%%
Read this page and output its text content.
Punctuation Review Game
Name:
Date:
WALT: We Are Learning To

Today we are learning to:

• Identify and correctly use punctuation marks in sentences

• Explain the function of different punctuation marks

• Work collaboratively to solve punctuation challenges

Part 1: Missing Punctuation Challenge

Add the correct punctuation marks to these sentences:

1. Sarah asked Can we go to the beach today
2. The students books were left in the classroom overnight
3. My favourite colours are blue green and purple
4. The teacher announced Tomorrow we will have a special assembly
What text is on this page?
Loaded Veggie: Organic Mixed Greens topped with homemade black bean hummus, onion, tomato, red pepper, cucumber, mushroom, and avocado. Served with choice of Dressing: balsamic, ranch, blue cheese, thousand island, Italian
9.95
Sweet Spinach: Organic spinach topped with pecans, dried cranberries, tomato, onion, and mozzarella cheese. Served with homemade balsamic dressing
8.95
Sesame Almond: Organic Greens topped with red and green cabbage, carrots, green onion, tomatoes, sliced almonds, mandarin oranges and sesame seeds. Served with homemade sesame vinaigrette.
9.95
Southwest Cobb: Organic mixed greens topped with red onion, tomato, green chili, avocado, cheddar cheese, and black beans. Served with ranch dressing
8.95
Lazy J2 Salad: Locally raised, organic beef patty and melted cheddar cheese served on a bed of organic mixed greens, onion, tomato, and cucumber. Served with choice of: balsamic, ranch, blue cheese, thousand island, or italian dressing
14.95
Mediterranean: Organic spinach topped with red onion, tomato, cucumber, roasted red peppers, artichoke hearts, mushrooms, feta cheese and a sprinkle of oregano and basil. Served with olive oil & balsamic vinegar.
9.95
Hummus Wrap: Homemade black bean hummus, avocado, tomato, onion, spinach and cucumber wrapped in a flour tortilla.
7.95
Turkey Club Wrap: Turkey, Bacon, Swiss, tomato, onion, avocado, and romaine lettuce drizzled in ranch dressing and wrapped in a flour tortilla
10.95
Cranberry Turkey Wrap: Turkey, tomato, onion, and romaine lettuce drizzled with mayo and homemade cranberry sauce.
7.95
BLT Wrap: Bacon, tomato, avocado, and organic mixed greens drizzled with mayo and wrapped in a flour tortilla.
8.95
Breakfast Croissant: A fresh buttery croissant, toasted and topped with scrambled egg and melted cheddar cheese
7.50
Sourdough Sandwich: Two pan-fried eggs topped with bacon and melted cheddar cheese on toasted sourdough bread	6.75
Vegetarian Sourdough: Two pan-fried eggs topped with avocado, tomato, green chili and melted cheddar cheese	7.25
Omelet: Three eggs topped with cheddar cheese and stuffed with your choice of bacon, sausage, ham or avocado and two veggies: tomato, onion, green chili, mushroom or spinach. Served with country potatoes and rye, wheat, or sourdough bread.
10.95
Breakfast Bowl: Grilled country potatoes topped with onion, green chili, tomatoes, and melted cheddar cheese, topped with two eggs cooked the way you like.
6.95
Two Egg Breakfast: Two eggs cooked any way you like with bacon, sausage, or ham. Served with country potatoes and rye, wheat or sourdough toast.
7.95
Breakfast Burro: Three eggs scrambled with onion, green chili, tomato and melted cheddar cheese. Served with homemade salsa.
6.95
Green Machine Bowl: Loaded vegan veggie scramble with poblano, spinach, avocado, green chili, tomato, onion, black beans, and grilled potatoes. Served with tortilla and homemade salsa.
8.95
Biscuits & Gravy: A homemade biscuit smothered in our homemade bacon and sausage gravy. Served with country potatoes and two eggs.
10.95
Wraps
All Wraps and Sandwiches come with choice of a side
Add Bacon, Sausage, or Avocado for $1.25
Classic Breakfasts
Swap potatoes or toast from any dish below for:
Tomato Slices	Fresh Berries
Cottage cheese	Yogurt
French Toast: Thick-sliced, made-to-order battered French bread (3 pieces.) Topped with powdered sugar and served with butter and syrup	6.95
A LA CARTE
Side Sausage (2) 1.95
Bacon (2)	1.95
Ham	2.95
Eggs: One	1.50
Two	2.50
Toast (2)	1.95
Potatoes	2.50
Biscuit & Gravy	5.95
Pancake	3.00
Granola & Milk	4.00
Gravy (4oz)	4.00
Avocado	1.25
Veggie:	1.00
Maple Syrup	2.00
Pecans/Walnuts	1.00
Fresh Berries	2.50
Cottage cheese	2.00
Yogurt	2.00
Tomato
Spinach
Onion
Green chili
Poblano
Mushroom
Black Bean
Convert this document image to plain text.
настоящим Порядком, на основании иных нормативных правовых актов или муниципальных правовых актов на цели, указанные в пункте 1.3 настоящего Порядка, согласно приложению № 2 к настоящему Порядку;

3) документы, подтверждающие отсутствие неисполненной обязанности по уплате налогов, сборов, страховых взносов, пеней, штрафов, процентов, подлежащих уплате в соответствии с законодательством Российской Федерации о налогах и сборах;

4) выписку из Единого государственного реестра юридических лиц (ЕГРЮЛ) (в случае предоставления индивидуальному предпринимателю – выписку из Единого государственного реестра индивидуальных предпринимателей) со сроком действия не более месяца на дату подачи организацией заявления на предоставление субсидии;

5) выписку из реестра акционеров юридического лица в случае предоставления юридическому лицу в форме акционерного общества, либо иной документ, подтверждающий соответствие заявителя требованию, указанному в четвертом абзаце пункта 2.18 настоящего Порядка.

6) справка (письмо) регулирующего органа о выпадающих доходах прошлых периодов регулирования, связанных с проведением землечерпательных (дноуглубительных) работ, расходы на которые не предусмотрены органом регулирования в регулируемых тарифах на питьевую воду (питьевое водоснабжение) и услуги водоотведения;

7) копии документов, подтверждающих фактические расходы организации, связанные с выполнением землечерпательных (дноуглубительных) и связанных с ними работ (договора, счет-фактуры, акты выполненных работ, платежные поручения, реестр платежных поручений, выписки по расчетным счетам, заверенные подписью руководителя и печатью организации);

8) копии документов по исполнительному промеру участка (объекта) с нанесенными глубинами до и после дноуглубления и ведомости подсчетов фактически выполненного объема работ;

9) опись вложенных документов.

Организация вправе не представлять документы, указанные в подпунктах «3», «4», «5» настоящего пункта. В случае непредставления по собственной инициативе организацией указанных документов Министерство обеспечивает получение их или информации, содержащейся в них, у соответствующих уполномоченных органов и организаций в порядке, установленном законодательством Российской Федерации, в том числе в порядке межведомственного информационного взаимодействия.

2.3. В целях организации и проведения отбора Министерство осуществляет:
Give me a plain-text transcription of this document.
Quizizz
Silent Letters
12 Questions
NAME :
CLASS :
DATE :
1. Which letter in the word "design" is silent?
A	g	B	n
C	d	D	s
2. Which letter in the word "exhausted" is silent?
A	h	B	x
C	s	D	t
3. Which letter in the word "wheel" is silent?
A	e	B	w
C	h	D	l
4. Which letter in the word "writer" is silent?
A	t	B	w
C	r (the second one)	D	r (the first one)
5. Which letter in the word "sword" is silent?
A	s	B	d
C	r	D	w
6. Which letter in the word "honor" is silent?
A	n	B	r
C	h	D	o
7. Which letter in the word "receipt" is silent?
%%
| CHALLENGE |
Using the listing above, show every line that includes the string "cooked".

| FULL OUTPUT |
Breakfast Bowl: Grilled country potatoes topped with onion, green chili, tomatoes, and melted cheddar cheese, topped with two eggs cooked the way you like.
Two Egg Breakfast: Two eggs cooked any way you like with bacon, sausage, or ham. Served with country potatoes and rye, wheat or sourdough toast.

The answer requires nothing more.